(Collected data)
........

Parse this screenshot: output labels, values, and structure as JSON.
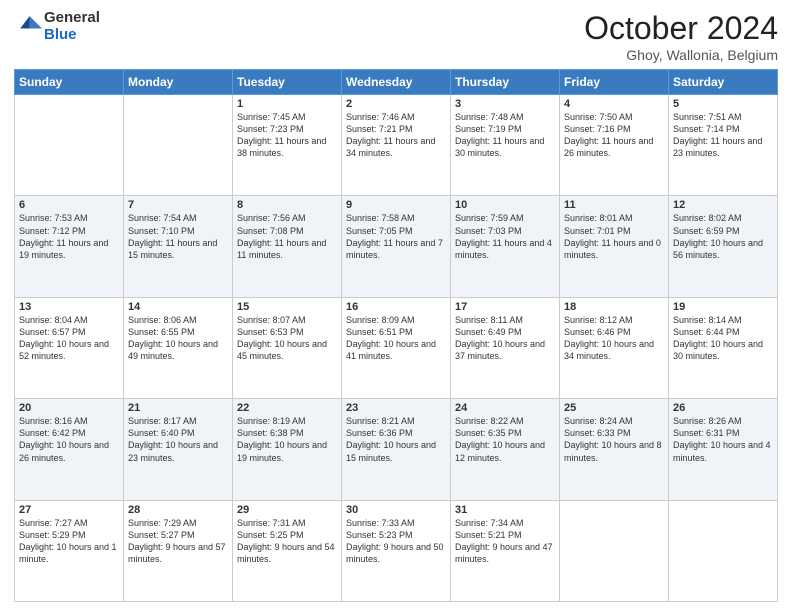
{
  "logo": {
    "general": "General",
    "blue": "Blue"
  },
  "header": {
    "month": "October 2024",
    "location": "Ghoy, Wallonia, Belgium"
  },
  "days_of_week": [
    "Sunday",
    "Monday",
    "Tuesday",
    "Wednesday",
    "Thursday",
    "Friday",
    "Saturday"
  ],
  "weeks": [
    [
      {
        "day": "",
        "sunrise": "",
        "sunset": "",
        "daylight": ""
      },
      {
        "day": "",
        "sunrise": "",
        "sunset": "",
        "daylight": ""
      },
      {
        "day": "1",
        "sunrise": "Sunrise: 7:45 AM",
        "sunset": "Sunset: 7:23 PM",
        "daylight": "Daylight: 11 hours and 38 minutes."
      },
      {
        "day": "2",
        "sunrise": "Sunrise: 7:46 AM",
        "sunset": "Sunset: 7:21 PM",
        "daylight": "Daylight: 11 hours and 34 minutes."
      },
      {
        "day": "3",
        "sunrise": "Sunrise: 7:48 AM",
        "sunset": "Sunset: 7:19 PM",
        "daylight": "Daylight: 11 hours and 30 minutes."
      },
      {
        "day": "4",
        "sunrise": "Sunrise: 7:50 AM",
        "sunset": "Sunset: 7:16 PM",
        "daylight": "Daylight: 11 hours and 26 minutes."
      },
      {
        "day": "5",
        "sunrise": "Sunrise: 7:51 AM",
        "sunset": "Sunset: 7:14 PM",
        "daylight": "Daylight: 11 hours and 23 minutes."
      }
    ],
    [
      {
        "day": "6",
        "sunrise": "Sunrise: 7:53 AM",
        "sunset": "Sunset: 7:12 PM",
        "daylight": "Daylight: 11 hours and 19 minutes."
      },
      {
        "day": "7",
        "sunrise": "Sunrise: 7:54 AM",
        "sunset": "Sunset: 7:10 PM",
        "daylight": "Daylight: 11 hours and 15 minutes."
      },
      {
        "day": "8",
        "sunrise": "Sunrise: 7:56 AM",
        "sunset": "Sunset: 7:08 PM",
        "daylight": "Daylight: 11 hours and 11 minutes."
      },
      {
        "day": "9",
        "sunrise": "Sunrise: 7:58 AM",
        "sunset": "Sunset: 7:05 PM",
        "daylight": "Daylight: 11 hours and 7 minutes."
      },
      {
        "day": "10",
        "sunrise": "Sunrise: 7:59 AM",
        "sunset": "Sunset: 7:03 PM",
        "daylight": "Daylight: 11 hours and 4 minutes."
      },
      {
        "day": "11",
        "sunrise": "Sunrise: 8:01 AM",
        "sunset": "Sunset: 7:01 PM",
        "daylight": "Daylight: 11 hours and 0 minutes."
      },
      {
        "day": "12",
        "sunrise": "Sunrise: 8:02 AM",
        "sunset": "Sunset: 6:59 PM",
        "daylight": "Daylight: 10 hours and 56 minutes."
      }
    ],
    [
      {
        "day": "13",
        "sunrise": "Sunrise: 8:04 AM",
        "sunset": "Sunset: 6:57 PM",
        "daylight": "Daylight: 10 hours and 52 minutes."
      },
      {
        "day": "14",
        "sunrise": "Sunrise: 8:06 AM",
        "sunset": "Sunset: 6:55 PM",
        "daylight": "Daylight: 10 hours and 49 minutes."
      },
      {
        "day": "15",
        "sunrise": "Sunrise: 8:07 AM",
        "sunset": "Sunset: 6:53 PM",
        "daylight": "Daylight: 10 hours and 45 minutes."
      },
      {
        "day": "16",
        "sunrise": "Sunrise: 8:09 AM",
        "sunset": "Sunset: 6:51 PM",
        "daylight": "Daylight: 10 hours and 41 minutes."
      },
      {
        "day": "17",
        "sunrise": "Sunrise: 8:11 AM",
        "sunset": "Sunset: 6:49 PM",
        "daylight": "Daylight: 10 hours and 37 minutes."
      },
      {
        "day": "18",
        "sunrise": "Sunrise: 8:12 AM",
        "sunset": "Sunset: 6:46 PM",
        "daylight": "Daylight: 10 hours and 34 minutes."
      },
      {
        "day": "19",
        "sunrise": "Sunrise: 8:14 AM",
        "sunset": "Sunset: 6:44 PM",
        "daylight": "Daylight: 10 hours and 30 minutes."
      }
    ],
    [
      {
        "day": "20",
        "sunrise": "Sunrise: 8:16 AM",
        "sunset": "Sunset: 6:42 PM",
        "daylight": "Daylight: 10 hours and 26 minutes."
      },
      {
        "day": "21",
        "sunrise": "Sunrise: 8:17 AM",
        "sunset": "Sunset: 6:40 PM",
        "daylight": "Daylight: 10 hours and 23 minutes."
      },
      {
        "day": "22",
        "sunrise": "Sunrise: 8:19 AM",
        "sunset": "Sunset: 6:38 PM",
        "daylight": "Daylight: 10 hours and 19 minutes."
      },
      {
        "day": "23",
        "sunrise": "Sunrise: 8:21 AM",
        "sunset": "Sunset: 6:36 PM",
        "daylight": "Daylight: 10 hours and 15 minutes."
      },
      {
        "day": "24",
        "sunrise": "Sunrise: 8:22 AM",
        "sunset": "Sunset: 6:35 PM",
        "daylight": "Daylight: 10 hours and 12 minutes."
      },
      {
        "day": "25",
        "sunrise": "Sunrise: 8:24 AM",
        "sunset": "Sunset: 6:33 PM",
        "daylight": "Daylight: 10 hours and 8 minutes."
      },
      {
        "day": "26",
        "sunrise": "Sunrise: 8:26 AM",
        "sunset": "Sunset: 6:31 PM",
        "daylight": "Daylight: 10 hours and 4 minutes."
      }
    ],
    [
      {
        "day": "27",
        "sunrise": "Sunrise: 7:27 AM",
        "sunset": "Sunset: 5:29 PM",
        "daylight": "Daylight: 10 hours and 1 minute."
      },
      {
        "day": "28",
        "sunrise": "Sunrise: 7:29 AM",
        "sunset": "Sunset: 5:27 PM",
        "daylight": "Daylight: 9 hours and 57 minutes."
      },
      {
        "day": "29",
        "sunrise": "Sunrise: 7:31 AM",
        "sunset": "Sunset: 5:25 PM",
        "daylight": "Daylight: 9 hours and 54 minutes."
      },
      {
        "day": "30",
        "sunrise": "Sunrise: 7:33 AM",
        "sunset": "Sunset: 5:23 PM",
        "daylight": "Daylight: 9 hours and 50 minutes."
      },
      {
        "day": "31",
        "sunrise": "Sunrise: 7:34 AM",
        "sunset": "Sunset: 5:21 PM",
        "daylight": "Daylight: 9 hours and 47 minutes."
      },
      {
        "day": "",
        "sunrise": "",
        "sunset": "",
        "daylight": ""
      },
      {
        "day": "",
        "sunrise": "",
        "sunset": "",
        "daylight": ""
      }
    ]
  ]
}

........

#### [Given instruction]
Reproduce the whole listing word for word, setting aside any pictures.

#### [Worked solution]
Parse this screenshot: output labels, values, and structure as JSON.
{
  "logo": {
    "general": "General",
    "blue": "Blue"
  },
  "header": {
    "month": "October 2024",
    "location": "Ghoy, Wallonia, Belgium"
  },
  "days_of_week": [
    "Sunday",
    "Monday",
    "Tuesday",
    "Wednesday",
    "Thursday",
    "Friday",
    "Saturday"
  ],
  "weeks": [
    [
      {
        "day": "",
        "sunrise": "",
        "sunset": "",
        "daylight": ""
      },
      {
        "day": "",
        "sunrise": "",
        "sunset": "",
        "daylight": ""
      },
      {
        "day": "1",
        "sunrise": "Sunrise: 7:45 AM",
        "sunset": "Sunset: 7:23 PM",
        "daylight": "Daylight: 11 hours and 38 minutes."
      },
      {
        "day": "2",
        "sunrise": "Sunrise: 7:46 AM",
        "sunset": "Sunset: 7:21 PM",
        "daylight": "Daylight: 11 hours and 34 minutes."
      },
      {
        "day": "3",
        "sunrise": "Sunrise: 7:48 AM",
        "sunset": "Sunset: 7:19 PM",
        "daylight": "Daylight: 11 hours and 30 minutes."
      },
      {
        "day": "4",
        "sunrise": "Sunrise: 7:50 AM",
        "sunset": "Sunset: 7:16 PM",
        "daylight": "Daylight: 11 hours and 26 minutes."
      },
      {
        "day": "5",
        "sunrise": "Sunrise: 7:51 AM",
        "sunset": "Sunset: 7:14 PM",
        "daylight": "Daylight: 11 hours and 23 minutes."
      }
    ],
    [
      {
        "day": "6",
        "sunrise": "Sunrise: 7:53 AM",
        "sunset": "Sunset: 7:12 PM",
        "daylight": "Daylight: 11 hours and 19 minutes."
      },
      {
        "day": "7",
        "sunrise": "Sunrise: 7:54 AM",
        "sunset": "Sunset: 7:10 PM",
        "daylight": "Daylight: 11 hours and 15 minutes."
      },
      {
        "day": "8",
        "sunrise": "Sunrise: 7:56 AM",
        "sunset": "Sunset: 7:08 PM",
        "daylight": "Daylight: 11 hours and 11 minutes."
      },
      {
        "day": "9",
        "sunrise": "Sunrise: 7:58 AM",
        "sunset": "Sunset: 7:05 PM",
        "daylight": "Daylight: 11 hours and 7 minutes."
      },
      {
        "day": "10",
        "sunrise": "Sunrise: 7:59 AM",
        "sunset": "Sunset: 7:03 PM",
        "daylight": "Daylight: 11 hours and 4 minutes."
      },
      {
        "day": "11",
        "sunrise": "Sunrise: 8:01 AM",
        "sunset": "Sunset: 7:01 PM",
        "daylight": "Daylight: 11 hours and 0 minutes."
      },
      {
        "day": "12",
        "sunrise": "Sunrise: 8:02 AM",
        "sunset": "Sunset: 6:59 PM",
        "daylight": "Daylight: 10 hours and 56 minutes."
      }
    ],
    [
      {
        "day": "13",
        "sunrise": "Sunrise: 8:04 AM",
        "sunset": "Sunset: 6:57 PM",
        "daylight": "Daylight: 10 hours and 52 minutes."
      },
      {
        "day": "14",
        "sunrise": "Sunrise: 8:06 AM",
        "sunset": "Sunset: 6:55 PM",
        "daylight": "Daylight: 10 hours and 49 minutes."
      },
      {
        "day": "15",
        "sunrise": "Sunrise: 8:07 AM",
        "sunset": "Sunset: 6:53 PM",
        "daylight": "Daylight: 10 hours and 45 minutes."
      },
      {
        "day": "16",
        "sunrise": "Sunrise: 8:09 AM",
        "sunset": "Sunset: 6:51 PM",
        "daylight": "Daylight: 10 hours and 41 minutes."
      },
      {
        "day": "17",
        "sunrise": "Sunrise: 8:11 AM",
        "sunset": "Sunset: 6:49 PM",
        "daylight": "Daylight: 10 hours and 37 minutes."
      },
      {
        "day": "18",
        "sunrise": "Sunrise: 8:12 AM",
        "sunset": "Sunset: 6:46 PM",
        "daylight": "Daylight: 10 hours and 34 minutes."
      },
      {
        "day": "19",
        "sunrise": "Sunrise: 8:14 AM",
        "sunset": "Sunset: 6:44 PM",
        "daylight": "Daylight: 10 hours and 30 minutes."
      }
    ],
    [
      {
        "day": "20",
        "sunrise": "Sunrise: 8:16 AM",
        "sunset": "Sunset: 6:42 PM",
        "daylight": "Daylight: 10 hours and 26 minutes."
      },
      {
        "day": "21",
        "sunrise": "Sunrise: 8:17 AM",
        "sunset": "Sunset: 6:40 PM",
        "daylight": "Daylight: 10 hours and 23 minutes."
      },
      {
        "day": "22",
        "sunrise": "Sunrise: 8:19 AM",
        "sunset": "Sunset: 6:38 PM",
        "daylight": "Daylight: 10 hours and 19 minutes."
      },
      {
        "day": "23",
        "sunrise": "Sunrise: 8:21 AM",
        "sunset": "Sunset: 6:36 PM",
        "daylight": "Daylight: 10 hours and 15 minutes."
      },
      {
        "day": "24",
        "sunrise": "Sunrise: 8:22 AM",
        "sunset": "Sunset: 6:35 PM",
        "daylight": "Daylight: 10 hours and 12 minutes."
      },
      {
        "day": "25",
        "sunrise": "Sunrise: 8:24 AM",
        "sunset": "Sunset: 6:33 PM",
        "daylight": "Daylight: 10 hours and 8 minutes."
      },
      {
        "day": "26",
        "sunrise": "Sunrise: 8:26 AM",
        "sunset": "Sunset: 6:31 PM",
        "daylight": "Daylight: 10 hours and 4 minutes."
      }
    ],
    [
      {
        "day": "27",
        "sunrise": "Sunrise: 7:27 AM",
        "sunset": "Sunset: 5:29 PM",
        "daylight": "Daylight: 10 hours and 1 minute."
      },
      {
        "day": "28",
        "sunrise": "Sunrise: 7:29 AM",
        "sunset": "Sunset: 5:27 PM",
        "daylight": "Daylight: 9 hours and 57 minutes."
      },
      {
        "day": "29",
        "sunrise": "Sunrise: 7:31 AM",
        "sunset": "Sunset: 5:25 PM",
        "daylight": "Daylight: 9 hours and 54 minutes."
      },
      {
        "day": "30",
        "sunrise": "Sunrise: 7:33 AM",
        "sunset": "Sunset: 5:23 PM",
        "daylight": "Daylight: 9 hours and 50 minutes."
      },
      {
        "day": "31",
        "sunrise": "Sunrise: 7:34 AM",
        "sunset": "Sunset: 5:21 PM",
        "daylight": "Daylight: 9 hours and 47 minutes."
      },
      {
        "day": "",
        "sunrise": "",
        "sunset": "",
        "daylight": ""
      },
      {
        "day": "",
        "sunrise": "",
        "sunset": "",
        "daylight": ""
      }
    ]
  ]
}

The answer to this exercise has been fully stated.